November 24, 2011 is Thanksgiving in the USA and there is a lot to be thankful for. It seems fitting that today of all days, my blog is two years old.
A lot has changed since the beginning. The publishing of posts has slowed down considerably because I have become more selective. When DCC was brand new I tried to catch every cold case I could that appeared in the news. I jumped on every tip, link and idea. It resulted in an enormous amount of posts. But after the first year, things changed or better said: I changed. My enthusiasm is still there, the dedication never wavered but I learned that I cannot keep up this tempo. I decided that in the future I would post links from newspapers in a “Sum it Up!” post. It became an instant hit with DCC readers and I will continue this series.
In the second year, I designed a logo. I use it as an avatar and it will be used as the cover for e-Books with of course, adjusted titles. The reactions to my creation are very positive and I am glad of all the comments I have received about it on Twitter.
Most popular aside from the home page were: ” Vidocq presents Dominic d’Souza!” and Tiah’s guest post in the Laura Henderson-Ibach case: “the time line does not work and police do not care.” The most popular cases were the posts concerning the Hina family, the Crewes, and of course, William Thomas Zeigler.
My interactions with authors and bloggers on Twitter have led to new collaborations. In DCC’s second year, interesting people guest blogged on DCC such as David Russell, Darren Bruce, Christa Miller, and of course the Writing PIs returned for a 2 part session. I already have some great guest bloggers lined up for 2012!
I did not just start to follow more authors on Twitter; I also looked at their books. The results are posted as book reviews on DCC and more will follow.
Through other authors, I learned about “Blog Tour de Troops” and I gladly agreed to join when I was asked. I reviewed “Murder at the Rocks” from author Jill Paterson and “ETA” from author Delphine Pontvieux. Both authors referred to my posts on their blogs and I thank them for that.
This initiative #Blog Tour de Troops” gave free books to our troops and veterans. It is a simple concept in which the authors get book reviews and link to the blogger’s posts. They also commit to send free e-Books to blog commenters and our Troops. The bloggers get the book, the links and traffic. It was a win-win situation for all!
With all these changes, cclivechat is changing as well. We started out as a weekly Friday chat but over the past few months it became clear that it was a tempo nobody could keep up. After the last summer break, it was clear that the format needed to change. On the homepage you can find the schedule for the themed chats. The chats are still on a Friday, still from noon-1pm EST but during most of these chats I will have a guest and we discuss a specific topic. All recaps will still be posted on DCC as usual so you can read up if you miss one.

DATA SECTION -
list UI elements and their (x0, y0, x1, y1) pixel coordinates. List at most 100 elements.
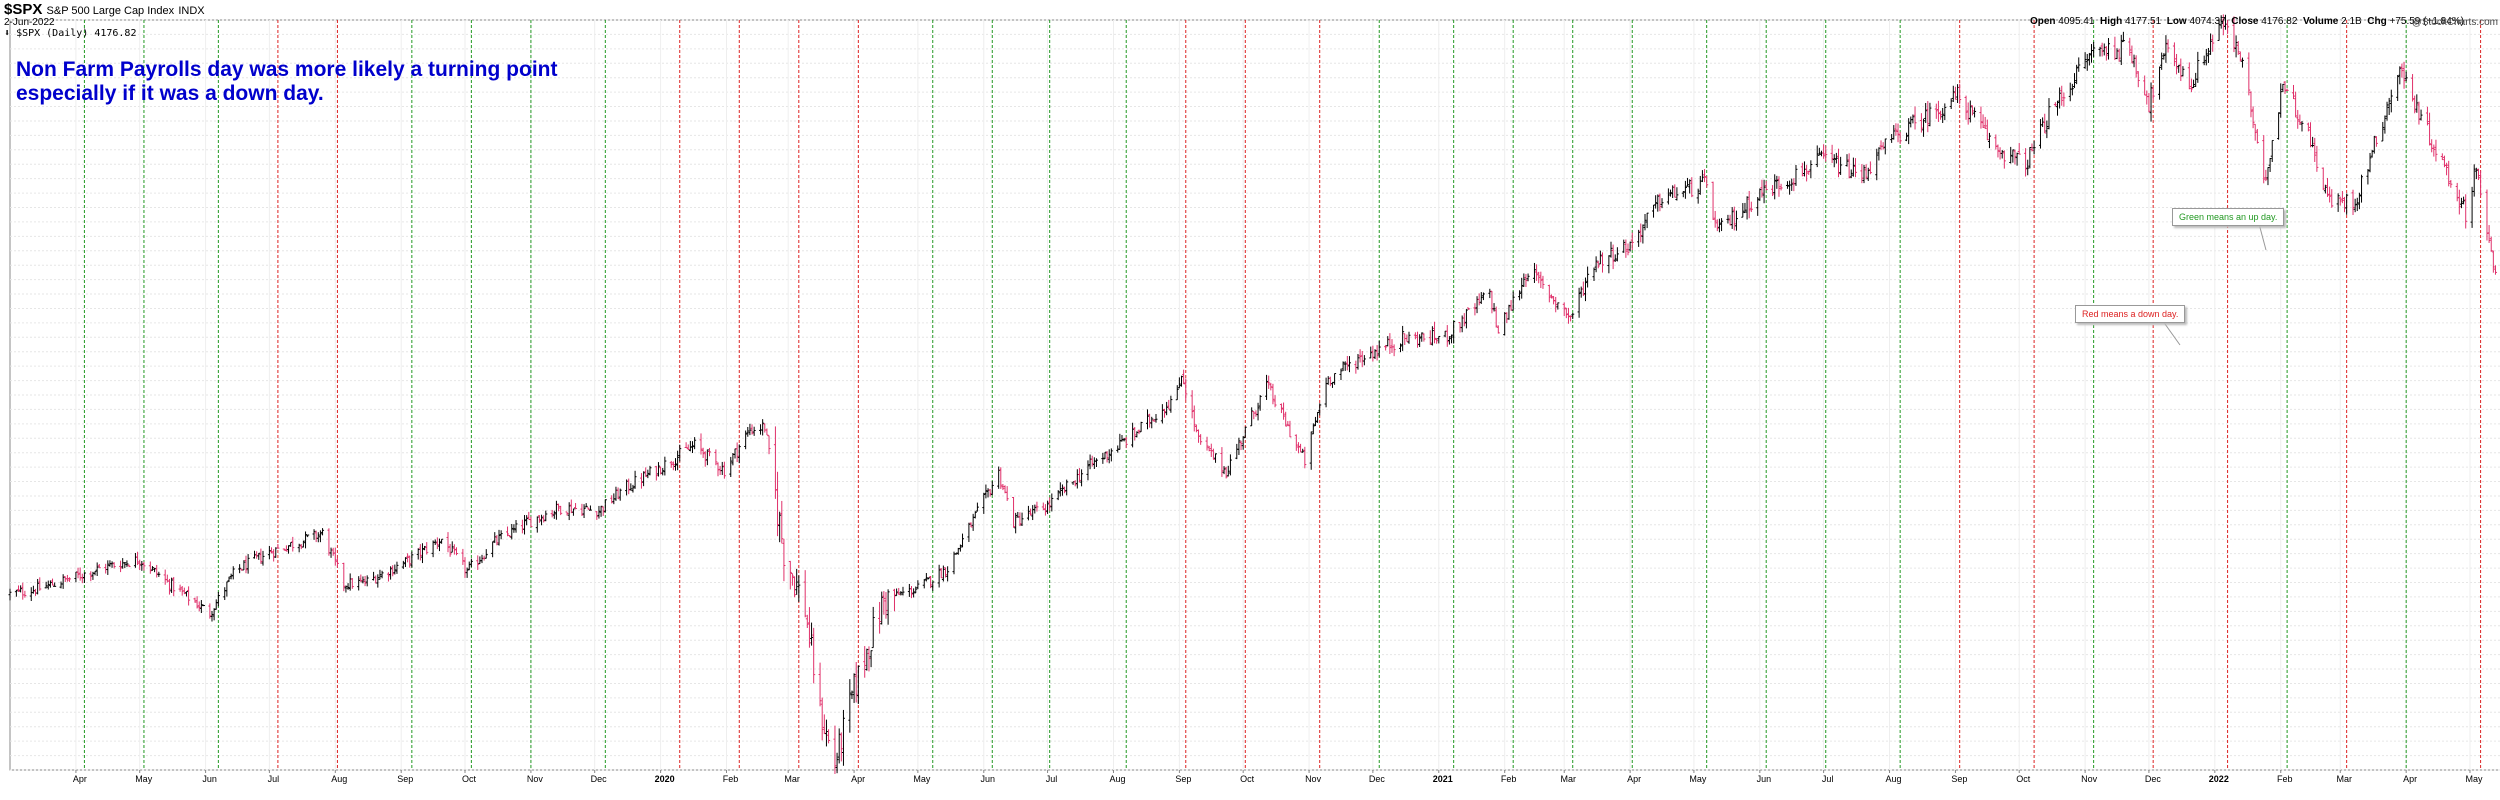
ohlc-bar (2102, 43, 2106, 56)
ohlc-bar (287, 545, 291, 554)
ohlc-bar (1524, 273, 1528, 287)
ohlc-bar (244, 555, 248, 574)
ohlc-bar (327, 528, 331, 556)
ohlc-bar (74, 571, 78, 583)
ohlc-bar (2043, 113, 2047, 134)
ohlc-bar (97, 564, 101, 569)
ohlc-bar (916, 580, 920, 590)
annotation-arrows (2150, 219, 2267, 346)
ohlc-bar (2396, 75, 2400, 102)
ohlc-bar (2030, 143, 2034, 152)
ohlc-bar (491, 541, 495, 558)
ohlc-bar (2160, 52, 2164, 70)
ohlc-bar (2457, 189, 2461, 215)
ohlc-bar (423, 545, 427, 551)
x-tick-label: Feb (1501, 774, 1517, 784)
ohlc-bar (1226, 465, 1230, 477)
ohlc-bar (136, 551, 140, 566)
ohlc-bar (1730, 207, 1734, 229)
ohlc-bar (2330, 189, 2334, 208)
ohlc-bar (1026, 505, 1030, 521)
ohlc-bar (2000, 150, 2004, 159)
ohlc-bar (2353, 198, 2357, 213)
ohlc-bar (931, 581, 935, 591)
ohlc-bar (1624, 239, 1628, 258)
ohlc-bar (793, 576, 797, 598)
ohlc-bar (1060, 484, 1064, 496)
ohlc-bar (937, 564, 941, 588)
ohlc-bar (223, 587, 227, 601)
ohlc-bar (157, 571, 161, 577)
ohlc-bar (837, 728, 841, 764)
ohlc-bar (1135, 431, 1139, 438)
ohlc-bar (1211, 448, 1215, 460)
ohlc-bar (1764, 180, 1768, 191)
ohlc-bar (450, 541, 454, 553)
ohlc-bar (1913, 106, 1917, 130)
ohlc-bar (907, 583, 911, 597)
ohlc-bar (897, 587, 901, 596)
ohlc-bar (1862, 164, 1866, 184)
ohlc-bar (284, 545, 288, 552)
ohlc-bar (172, 576, 176, 597)
ohlc-bar (1286, 421, 1290, 426)
ohlc-bar (1401, 325, 1405, 351)
ohlc-bar (557, 503, 561, 512)
ohlc-bar (1452, 320, 1456, 344)
ohlc-bar (508, 535, 512, 538)
ohlc-bar (1726, 214, 1730, 224)
ohlc-bar (1566, 307, 1570, 324)
ohlc-bar (2425, 106, 2429, 126)
ohlc-bar (467, 561, 471, 571)
ohlc-bar (2062, 92, 2066, 107)
ohlc-bar (841, 709, 845, 766)
ohlc-bar (899, 591, 903, 596)
ohlc-bar (748, 423, 752, 436)
ohlc-bar (2285, 88, 2289, 91)
ohlc-bar (603, 499, 607, 513)
ohlc-bar (316, 532, 320, 543)
ohlc-bar (616, 487, 620, 500)
ohlc-bar (880, 591, 884, 625)
ohlc-bar (722, 461, 726, 479)
ohlc-bar (2032, 140, 2036, 155)
ohlc-bar (582, 504, 586, 519)
ohlc-bar (1303, 446, 1307, 469)
ohlc-bar (827, 729, 831, 744)
ohlc-bar (2255, 128, 2259, 144)
ohlc-bar (1107, 449, 1111, 464)
x-tick-label: Jul (1046, 774, 1058, 784)
ohlc-bar (1556, 302, 1560, 310)
ohlc-bar (495, 535, 499, 546)
ohlc-bar (2398, 66, 2402, 85)
ohlc-bar (1235, 443, 1239, 460)
ohlc-bar (1539, 271, 1543, 289)
ohlc-bar (644, 467, 648, 478)
ohlc-bar (627, 478, 631, 495)
ohlc-bar (2389, 89, 2393, 113)
ohlc-bar (2336, 193, 2340, 212)
ohlc-bar (2166, 39, 2170, 53)
ohlc-bar (2311, 136, 2315, 148)
ohlc-bar (1639, 223, 1643, 243)
ohlc-bar (2474, 167, 2478, 180)
ohlc-bar (2253, 123, 2257, 141)
ohlc-bar (1184, 378, 1188, 401)
ohlc-bar (699, 433, 703, 455)
ohlc-bar (454, 547, 458, 556)
ohlc-bar (1964, 95, 1968, 120)
ohlc-bar (654, 465, 658, 481)
ohlc-bar (437, 538, 441, 552)
ohlc-bar (1669, 189, 1673, 197)
index-name: S&P 500 Large Cap Index (46, 5, 175, 17)
ohlc-bar (1462, 313, 1466, 327)
ohlc-bar (1163, 408, 1167, 418)
x-tick-label: Jul (1822, 774, 1834, 784)
ohlc-bar (342, 562, 346, 592)
ohlc-bar (2192, 79, 2196, 89)
ohlc-bar (1728, 214, 1732, 226)
ohlc-bar (2009, 146, 2013, 164)
ohlc-bar (869, 650, 873, 668)
ohlc-bar (1503, 312, 1507, 336)
ohlc-bar (119, 560, 123, 573)
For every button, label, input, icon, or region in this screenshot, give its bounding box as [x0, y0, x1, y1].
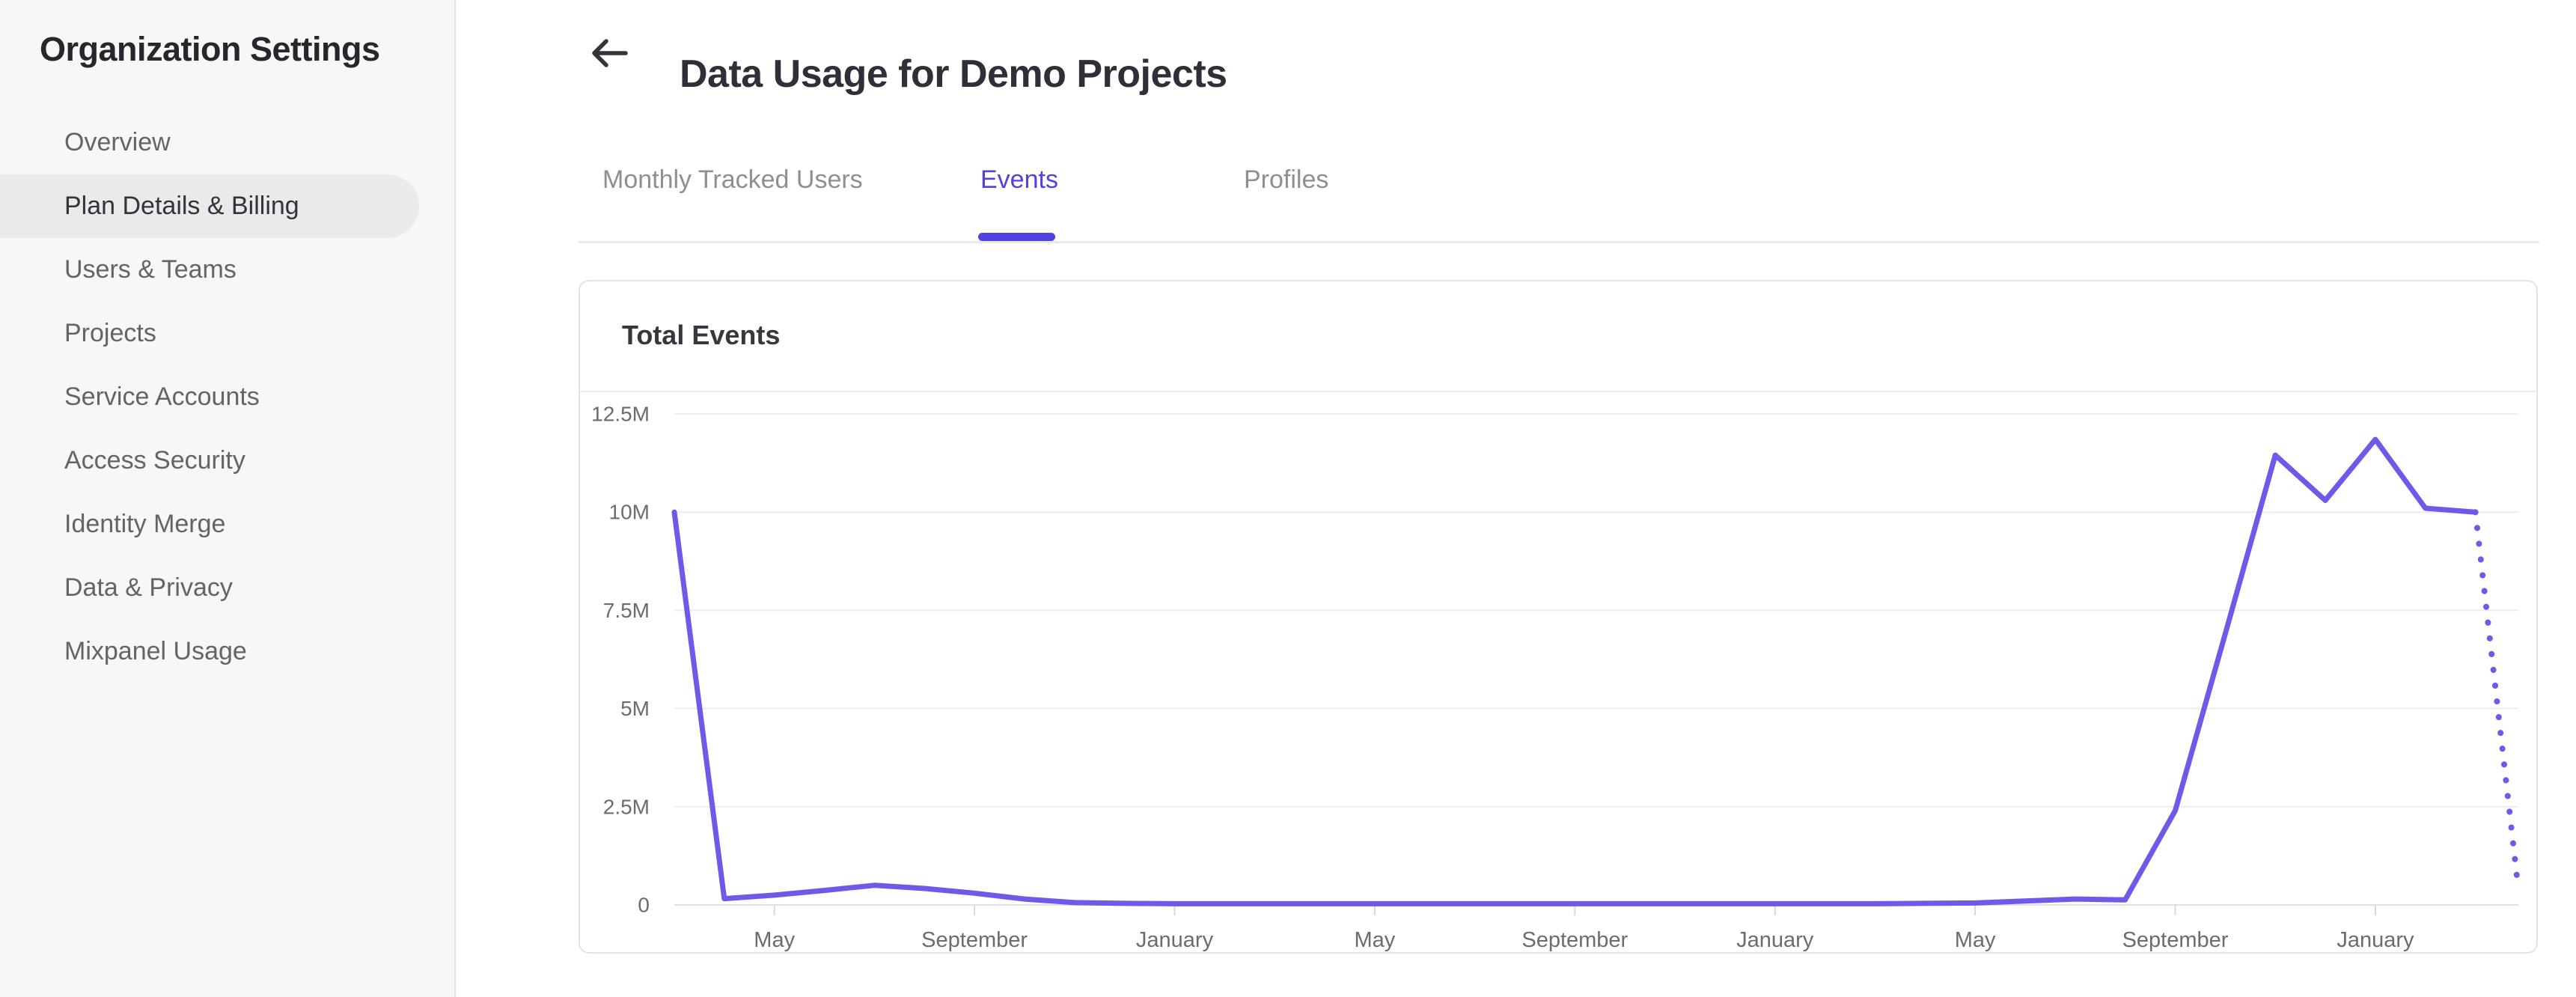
x-tick-label: September: [1522, 928, 1628, 952]
sidebar-title: Organization Settings: [40, 30, 380, 68]
sidebar-item-overview[interactable]: Overview: [64, 128, 171, 156]
sidebar-item-service-accounts[interactable]: Service Accounts: [64, 382, 260, 411]
sidebar-item-plan-details-billing[interactable]: Plan Details & Billing: [0, 174, 419, 238]
x-tick-label: January: [1736, 928, 1814, 952]
chart-projected-line: [2472, 509, 2521, 893]
x-tick-label: May: [754, 928, 795, 952]
back-button[interactable]: [584, 27, 636, 79]
active-tab-underline: [978, 233, 1055, 241]
sidebar-item-projects[interactable]: Projects: [64, 319, 156, 347]
x-tick-label: September: [921, 928, 1028, 952]
x-tick-label: January: [2337, 928, 2414, 952]
y-tick-label: 5M: [620, 697, 650, 720]
y-tick-label: 0: [638, 894, 650, 917]
sidebar-item-data-privacy[interactable]: Data & Privacy: [64, 573, 233, 602]
y-tick-label: 10M: [609, 501, 650, 524]
sidebar-nav: Overview Plan Details & Billing Users & Te…: [0, 111, 454, 683]
total-events-card: Total Events 12.5M 10M 7.5M 5M 2.5M 0 May Septe…: [579, 280, 2538, 954]
y-tick-label: 2.5M: [603, 795, 650, 818]
left-arrow-icon: [592, 39, 628, 67]
settings-sidebar: Organization Settings Overview Plan Detai…: [0, 0, 456, 997]
sidebar-item-access-security[interactable]: Access Security: [64, 446, 245, 475]
card-header-divider: [580, 391, 2536, 392]
tab-monthly-tracked-users[interactable]: Monthly Tracked Users: [602, 165, 863, 194]
tab-events[interactable]: Events: [980, 165, 1058, 194]
y-tick-label: 7.5M: [603, 599, 650, 622]
events-usage-chart: 12.5M 10M 7.5M 5M 2.5M 0 May September January Ma…: [591, 403, 2521, 952]
sidebar-item-users-teams[interactable]: Users & Teams: [64, 255, 236, 284]
page-title: Data Usage for Demo Projects: [680, 52, 1227, 96]
tab-profiles[interactable]: Profiles: [1244, 165, 1329, 194]
chart-line: [671, 436, 2479, 906]
x-tick-label: May: [1955, 928, 1996, 952]
x-tick-label: May: [1355, 928, 1396, 952]
tabs-divider: [579, 241, 2539, 243]
x-tick-label: September: [2122, 928, 2229, 952]
sidebar-item-identity-merge[interactable]: Identity Merge: [64, 510, 226, 538]
x-tick-label: January: [1136, 928, 1214, 952]
chart-title: Total Events: [622, 320, 781, 350]
sidebar-item-mixpanel-usage[interactable]: Mixpanel Usage: [64, 637, 247, 665]
y-tick-label: 12.5M: [591, 403, 650, 426]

WHAT TO WORK ON - Continue the blog anniversary post from the point where it stops. The records are separate material and are not connected to the text.

EXPECTED ANSWER -
By changing from casual get-together-chats to less frequent but more focused chats, I hope to make the best of everyone’s time and to use the chats more efficiently. The other advantage of a themed chat is of course the chance to explore a topic in-depth. There will still be some casual chats but not anymore on a weekly basis.
I think that in year three you will see DCC change even further. My goal is to build an interdisciplinary community with people all somehow connected to cold cases: experts featuring in guest posts and in themed cclivechats, authors who use the cold cases for inspiration for their books or book characters. Of course, law enforcement officers who want more media attention for some of their coldest cases and journalists updating us on breaking news in unsolved homicides. Let’s not forget lawyers who comment on trials and give insight into the legal proceedings and hurdles we may face to get a cold case back on track. And private investigators who can help us brainstorm about a certain case. Of course, what ties all these people together will be the expanded readership that slowly raises even greater awareness for these cases.
None of this would ever have been possible without the steadfast support of Jacques Soudan, my webmaster. I cannot thank everyone enough for hanging in there with me! A big THANK YOU to those who return to DCC every day: my readers. Without you, DCC would not be where it is today. I thank you for reading, for your support, and for your loyalty.
Last but not least, a word of thanks to all the family members and their friends who have contacted me about unsolved cases involving a loved one. I cannot thank you enough for your trust and confidence. I am humbled by every email and promise that I will keep up the quality that you have come to expect from DCC’s case analyses. Your patience and your understanding are greatly appreciated. We should never forget the missing, the unidentified or, the victims of unsolved homicides. And, if I can help, I will.
Cheers to year three!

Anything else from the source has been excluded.